Source extract.

--- Begin ---

The Art World Fraud: Seductive or Sickening?

I wanted to not write this. So much. So much so that I’ve vocalised my disdain for platforming fraudsters and con artists directly to my own writers at FRONTRUNNER and my friends, just to avoid having to actually put pen to paper on the subject. I’ve said, out loud, that I had no interest, or stomach, for providing yet another digital megaphone for those who amount only to sad, common thieves.

But, maybe this means I should have written all this long ago.

The art world is a ripe breeding ground for shady, dishonest, even nefarious behaviours. Why is the art world such an attractive springboard for white-collar crime? I don’t think anyone could say with certainty – at least, publicly. But with opaque valuations, easily-forged documentation, showy (and shallow) “advisors”, and once-vaunted institutions sleeping on the job as they’re robbed in broad daylight (yes, I’m talking about The British Museum), it would be madness to think someone wouldn’t want to take advantage of its darker corners.

It takes panache, guts, and raw braggadocio to stage the scene. Any bad actor’s pantomime will, ultimately, fail at one of two endpoints: knowledge and money. Any con of any kind could follow this path, but the art world does hold a unique surplus of know-it-alls, who would be more than happy to make headlines for their righteous takedown of a potential charlatan. I’ve definitely imagined gleeful scenes in my head where I’m the sole discoverer of a wicked plot to forge a great artwork, holding all of the cards with which to crush the offender. Dick Tracy stuff, you know?

--- End ---

Recorded information.

--- Begin ---

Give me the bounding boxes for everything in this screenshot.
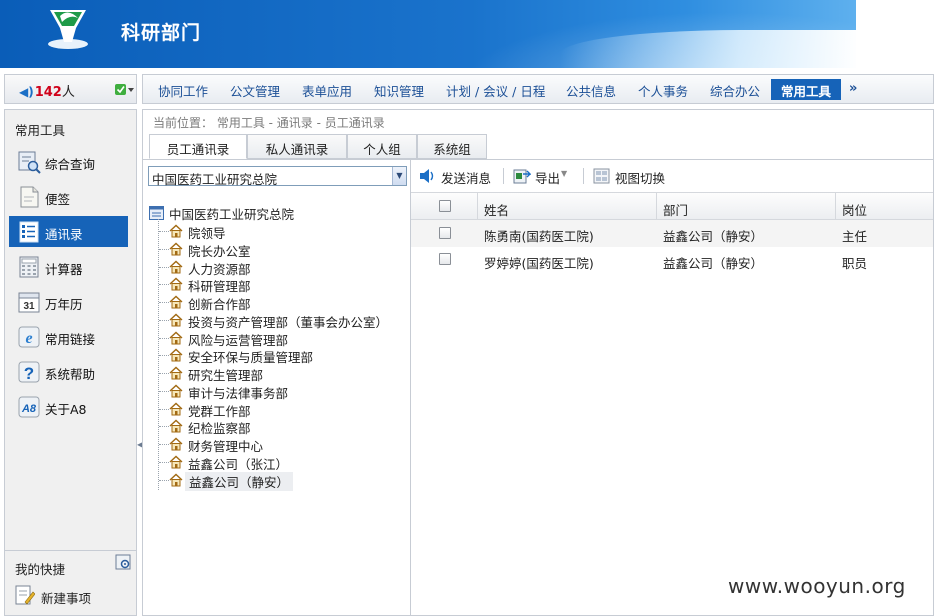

--- End ---

Short problem. Print the essay on art world fraud word for word, starting at the words "I wanted to" and ending after "sad, common thieves.". The data has no role in this.

Full response.
I wanted to not write this. So much. So much so that I’ve vocalised my disdain for platforming fraudsters and con artists directly to my own writers at FRONTRUNNER and my friends, just to avoid having to actually put pen to paper on the subject. I’ve said, out loud, that I had no interest, or stomach, for providing yet another digital megaphone for those who amount only to sad, common thieves.